-- Begin DATA RECORDS --

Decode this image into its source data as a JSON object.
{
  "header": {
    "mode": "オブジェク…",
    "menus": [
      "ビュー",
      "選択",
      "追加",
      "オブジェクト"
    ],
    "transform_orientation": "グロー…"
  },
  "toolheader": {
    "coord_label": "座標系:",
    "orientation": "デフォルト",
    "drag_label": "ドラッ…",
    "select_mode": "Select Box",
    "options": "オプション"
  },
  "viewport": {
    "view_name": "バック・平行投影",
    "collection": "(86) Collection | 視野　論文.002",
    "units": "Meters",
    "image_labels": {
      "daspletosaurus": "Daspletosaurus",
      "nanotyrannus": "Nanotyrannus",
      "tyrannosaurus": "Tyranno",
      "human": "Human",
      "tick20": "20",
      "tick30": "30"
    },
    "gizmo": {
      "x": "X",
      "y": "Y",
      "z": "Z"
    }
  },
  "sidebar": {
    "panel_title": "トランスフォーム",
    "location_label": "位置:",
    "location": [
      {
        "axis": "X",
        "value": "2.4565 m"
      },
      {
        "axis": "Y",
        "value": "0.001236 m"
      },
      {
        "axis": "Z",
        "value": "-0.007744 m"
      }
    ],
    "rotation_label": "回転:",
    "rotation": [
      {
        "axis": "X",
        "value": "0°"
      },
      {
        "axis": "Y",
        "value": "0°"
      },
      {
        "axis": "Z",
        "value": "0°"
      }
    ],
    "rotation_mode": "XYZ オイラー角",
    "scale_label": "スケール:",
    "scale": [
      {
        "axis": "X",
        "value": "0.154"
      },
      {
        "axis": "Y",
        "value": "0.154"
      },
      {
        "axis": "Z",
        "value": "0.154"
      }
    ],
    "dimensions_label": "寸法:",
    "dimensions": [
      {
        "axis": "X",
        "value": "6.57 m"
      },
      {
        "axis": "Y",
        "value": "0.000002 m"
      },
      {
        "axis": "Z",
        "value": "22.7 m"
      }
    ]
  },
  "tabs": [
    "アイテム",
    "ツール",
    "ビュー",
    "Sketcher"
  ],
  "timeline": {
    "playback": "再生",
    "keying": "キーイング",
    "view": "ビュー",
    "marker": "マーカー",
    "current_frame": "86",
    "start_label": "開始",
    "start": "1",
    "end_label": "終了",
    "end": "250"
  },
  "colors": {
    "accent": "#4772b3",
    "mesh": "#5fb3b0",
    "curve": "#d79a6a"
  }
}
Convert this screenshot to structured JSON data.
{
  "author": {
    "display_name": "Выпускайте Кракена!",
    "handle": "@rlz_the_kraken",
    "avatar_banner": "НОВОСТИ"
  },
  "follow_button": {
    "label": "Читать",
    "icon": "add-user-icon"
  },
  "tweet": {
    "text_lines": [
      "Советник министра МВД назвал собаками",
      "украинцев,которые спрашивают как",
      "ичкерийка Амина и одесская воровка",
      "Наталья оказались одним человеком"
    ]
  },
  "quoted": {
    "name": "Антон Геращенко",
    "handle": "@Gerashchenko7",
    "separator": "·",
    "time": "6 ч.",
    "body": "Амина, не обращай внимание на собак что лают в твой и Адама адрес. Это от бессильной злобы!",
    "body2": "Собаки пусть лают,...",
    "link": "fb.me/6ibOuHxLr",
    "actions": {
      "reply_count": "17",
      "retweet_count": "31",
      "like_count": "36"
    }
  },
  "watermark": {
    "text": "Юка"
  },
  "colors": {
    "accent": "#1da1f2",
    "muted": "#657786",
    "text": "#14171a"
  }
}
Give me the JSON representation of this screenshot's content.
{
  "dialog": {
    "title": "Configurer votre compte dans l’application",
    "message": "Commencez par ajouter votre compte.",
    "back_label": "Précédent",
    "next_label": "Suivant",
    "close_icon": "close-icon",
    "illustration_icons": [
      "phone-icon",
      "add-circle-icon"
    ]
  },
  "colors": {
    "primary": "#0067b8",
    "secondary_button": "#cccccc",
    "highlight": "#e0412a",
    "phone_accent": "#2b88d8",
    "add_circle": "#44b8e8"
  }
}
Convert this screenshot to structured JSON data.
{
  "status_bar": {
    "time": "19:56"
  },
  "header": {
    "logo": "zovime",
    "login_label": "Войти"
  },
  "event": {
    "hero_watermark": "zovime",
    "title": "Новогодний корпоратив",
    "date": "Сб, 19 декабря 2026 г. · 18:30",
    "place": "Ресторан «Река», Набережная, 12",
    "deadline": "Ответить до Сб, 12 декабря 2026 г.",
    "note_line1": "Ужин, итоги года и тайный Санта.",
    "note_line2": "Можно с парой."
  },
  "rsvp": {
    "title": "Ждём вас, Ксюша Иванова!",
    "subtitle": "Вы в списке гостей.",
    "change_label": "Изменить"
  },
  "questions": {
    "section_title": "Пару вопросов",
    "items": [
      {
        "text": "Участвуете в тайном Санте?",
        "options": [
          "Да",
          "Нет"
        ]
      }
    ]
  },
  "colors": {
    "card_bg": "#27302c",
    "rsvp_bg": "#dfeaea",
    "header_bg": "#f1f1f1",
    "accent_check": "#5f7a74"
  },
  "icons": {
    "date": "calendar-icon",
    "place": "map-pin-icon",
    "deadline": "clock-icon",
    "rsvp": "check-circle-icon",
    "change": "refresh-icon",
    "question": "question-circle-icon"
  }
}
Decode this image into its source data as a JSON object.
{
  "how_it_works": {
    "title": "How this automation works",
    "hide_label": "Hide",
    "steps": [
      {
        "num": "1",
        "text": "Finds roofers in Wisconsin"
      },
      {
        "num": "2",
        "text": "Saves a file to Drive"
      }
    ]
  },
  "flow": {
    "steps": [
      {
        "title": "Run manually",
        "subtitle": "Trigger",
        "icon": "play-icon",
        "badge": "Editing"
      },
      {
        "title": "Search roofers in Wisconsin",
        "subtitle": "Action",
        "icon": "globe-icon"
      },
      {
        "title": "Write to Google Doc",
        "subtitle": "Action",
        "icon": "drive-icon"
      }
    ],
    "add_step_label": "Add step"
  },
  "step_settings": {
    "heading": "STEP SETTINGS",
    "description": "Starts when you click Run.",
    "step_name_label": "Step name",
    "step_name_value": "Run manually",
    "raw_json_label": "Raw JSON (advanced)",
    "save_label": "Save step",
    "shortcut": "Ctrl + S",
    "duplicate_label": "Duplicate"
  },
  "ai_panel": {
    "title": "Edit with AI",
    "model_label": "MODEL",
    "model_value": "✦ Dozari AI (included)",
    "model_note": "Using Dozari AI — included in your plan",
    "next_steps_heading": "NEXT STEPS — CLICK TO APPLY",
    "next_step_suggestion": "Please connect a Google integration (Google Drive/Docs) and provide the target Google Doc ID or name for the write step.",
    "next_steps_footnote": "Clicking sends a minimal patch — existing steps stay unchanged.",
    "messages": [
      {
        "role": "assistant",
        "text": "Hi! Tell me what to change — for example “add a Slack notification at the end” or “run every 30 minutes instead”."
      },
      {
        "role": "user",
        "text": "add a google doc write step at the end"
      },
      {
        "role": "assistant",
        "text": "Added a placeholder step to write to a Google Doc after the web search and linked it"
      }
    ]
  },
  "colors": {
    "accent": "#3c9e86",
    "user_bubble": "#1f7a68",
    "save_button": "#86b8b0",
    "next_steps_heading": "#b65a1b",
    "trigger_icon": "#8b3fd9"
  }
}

-- End DATA RECORDS --

YOUR INSTRUCTIONS »
Using the data above, return each line exactly as written.

RESULT OF THE EXERCISE »
Decode this image into its source data as a JSON object.
{
  "header": {
    "mode": "オブジェク…",
    "menus": [
      "ビュー",
      "選択",
      "追加",
      "オブジェクト"
    ],
    "transform_orientation": "グロー…"
  },
  "toolheader": {
    "coord_label": "座標系:",
    "orientation": "デフォルト",
    "drag_label": "ドラッ…",
    "select_mode": "Select Box",
    "options": "オプション"
  },
  "viewport": {
    "view_name": "バック・平行投影",
    "collection": "(86) Collection | 視野　論文.002",
    "units": "Meters",
    "image_labels": {
      "daspletosaurus": "Daspletosaurus",
      "nanotyrannus": "Nanotyrannus",
      "tyrannosaurus": "Tyranno",
      "human": "Human",
      "tick20": "20",
      "tick30": "30"
    },
    "gizmo": {
      "x": "X",
      "y": "Y",
      "z": "Z"
    }
  },
  "sidebar": {
    "panel_title": "トランスフォーム",
    "location_label": "位置:",
    "location": [
      {
        "axis": "X",
        "value": "2.4565 m"
      },
      {
        "axis": "Y",
        "value": "0.001236 m"
      },
      {
        "axis": "Z",
        "value": "-0.007744 m"
      }
    ],
    "rotation_label": "回転:",
    "rotation": [
      {
        "axis": "X",
        "value": "0°"
      },
      {
        "axis": "Y",
        "value": "0°"
      },
      {
        "axis": "Z",
        "value": "0°"
      }
    ],
    "rotation_mode": "XYZ オイラー角",
    "scale_label": "スケール:",
    "scale": [
      {
        "axis": "X",
        "value": "0.154"
      },
      {
        "axis": "Y",
        "value": "0.154"
      },
      {
        "axis": "Z",
        "value": "0.154"
      }
    ],
    "dimensions_label": "寸法:",
    "dimensions": [
      {
        "axis": "X",
        "value": "6.57 m"
      },
      {
        "axis": "Y",
        "value": "0.000002 m"
      },
      {
        "axis": "Z",
        "value": "22.7 m"
      }
    ]
  },
  "tabs": [
    "アイテム",
    "ツール",
    "ビュー",
    "Sketcher"
  ],
  "timeline": {
    "playback": "再生",
    "keying": "キーイング",
    "view": "ビュー",
    "marker": "マーカー",
    "current_frame": "86",
    "start_label": "開始",
    "start": "1",
    "end_label": "終了",
    "end": "250"
  },
  "colors": {
    "accent": "#4772b3",
    "mesh": "#5fb3b0",
    "curve": "#d79a6a"
  }
}
Convert this screenshot to structured JSON data.
{
  "author": {
    "display_name": "Выпускайте Кракена!",
    "handle": "@rlz_the_kraken",
    "avatar_banner": "НОВОСТИ"
  },
  "follow_button": {
    "label": "Читать",
    "icon": "add-user-icon"
  },
  "tweet": {
    "text_lines": [
      "Советник министра МВД назвал собаками",
      "украинцев,которые спрашивают как",
      "ичкерийка Амина и одесская воровка",
      "Наталья оказались одним человеком"
    ]
  },
  "quoted": {
    "name": "Антон Геращенко",
    "handle": "@Gerashchenko7",
    "separator": "·",
    "time": "6 ч.",
    "body": "Амина, не обращай внимание на собак что лают в твой и Адама адрес. Это от бессильной злобы!",
    "body2": "Собаки пусть лают,...",
    "link": "fb.me/6ibOuHxLr",
    "actions": {
      "reply_count": "17",
      "retweet_count": "31",
      "like_count": "36"
    }
  },
  "watermark": {
    "text": "Юка"
  },
  "colors": {
    "accent": "#1da1f2",
    "muted": "#657786",
    "text": "#14171a"
  }
}
Give me the JSON representation of this screenshot's content.
{
  "dialog": {
    "title": "Configurer votre compte dans l’application",
    "message": "Commencez par ajouter votre compte.",
    "back_label": "Précédent",
    "next_label": "Suivant",
    "close_icon": "close-icon",
    "illustration_icons": [
      "phone-icon",
      "add-circle-icon"
    ]
  },
  "colors": {
    "primary": "#0067b8",
    "secondary_button": "#cccccc",
    "highlight": "#e0412a",
    "phone_accent": "#2b88d8",
    "add_circle": "#44b8e8"
  }
}
Convert this screenshot to structured JSON data.
{
  "status_bar": {
    "time": "19:56"
  },
  "header": {
    "logo": "zovime",
    "login_label": "Войти"
  },
  "event": {
    "hero_watermark": "zovime",
    "title": "Новогодний корпоратив",
    "date": "Сб, 19 декабря 2026 г. · 18:30",
    "place": "Ресторан «Река», Набережная, 12",
    "deadline": "Ответить до Сб, 12 декабря 2026 г.",
    "note_line1": "Ужин, итоги года и тайный Санта.",
    "note_line2": "Можно с парой."
  },
  "rsvp": {
    "title": "Ждём вас, Ксюша Иванова!",
    "subtitle": "Вы в списке гостей.",
    "change_label": "Изменить"
  },
  "questions": {
    "section_title": "Пару вопросов",
    "items": [
      {
        "text": "Участвуете в тайном Санте?",
        "options": [
          "Да",
          "Нет"
        ]
      }
    ]
  },
  "colors": {
    "card_bg": "#27302c",
    "rsvp_bg": "#dfeaea",
    "header_bg": "#f1f1f1",
    "accent_check": "#5f7a74"
  },
  "icons": {
    "date": "calendar-icon",
    "place": "map-pin-icon",
    "deadline": "clock-icon",
    "rsvp": "check-circle-icon",
    "change": "refresh-icon",
    "question": "question-circle-icon"
  }
}
Decode this image into its source data as a JSON object.
{
  "how_it_works": {
    "title": "How this automation works",
    "hide_label": "Hide",
    "steps": [
      {
        "num": "1",
        "text": "Finds roofers in Wisconsin"
      },
      {
        "num": "2",
        "text": "Saves a file to Drive"
      }
    ]
  },
  "flow": {
    "steps": [
      {
        "title": "Run manually",
        "subtitle": "Trigger",
        "icon": "play-icon",
        "badge": "Editing"
      },
      {
        "title": "Search roofers in Wisconsin",
        "subtitle": "Action",
        "icon": "globe-icon"
      },
      {
        "title": "Write to Google Doc",
        "subtitle": "Action",
        "icon": "drive-icon"
      }
    ],
    "add_step_label": "Add step"
  },
  "step_settings": {
    "heading": "STEP SETTINGS",
    "description": "Starts when you click Run.",
    "step_name_label": "Step name",
    "step_name_value": "Run manually",
    "raw_json_label": "Raw JSON (advanced)",
    "save_label": "Save step",
    "shortcut": "Ctrl + S",
    "duplicate_label": "Duplicate"
  },
  "ai_panel": {
    "title": "Edit with AI",
    "model_label": "MODEL",
    "model_value": "✦ Dozari AI (included)",
    "model_note": "Using Dozari AI — included in your plan",
    "next_steps_heading": "NEXT STEPS — CLICK TO APPLY",
    "next_step_suggestion": "Please connect a Google integration (Google Drive/Docs) and provide the target Google Doc ID or name for the write step.",
    "next_steps_footnote": "Clicking sends a minimal patch — existing steps stay unchanged.",
    "messages": [
      {
        "role": "assistant",
        "text": "Hi! Tell me what to change — for example “add a Slack notification at the end” or “run every 30 minutes instead”."
      },
      {
        "role": "user",
        "text": "add a google doc write step at the end"
      },
      {
        "role": "assistant",
        "text": "Added a placeholder step to write to a Google Doc after the web search and linked it"
      }
    ]
  },
  "colors": {
    "accent": "#3c9e86",
    "user_bubble": "#1f7a68",
    "save_button": "#86b8b0",
    "next_steps_heading": "#b65a1b",
    "trigger_icon": "#8b3fd9"
  }
}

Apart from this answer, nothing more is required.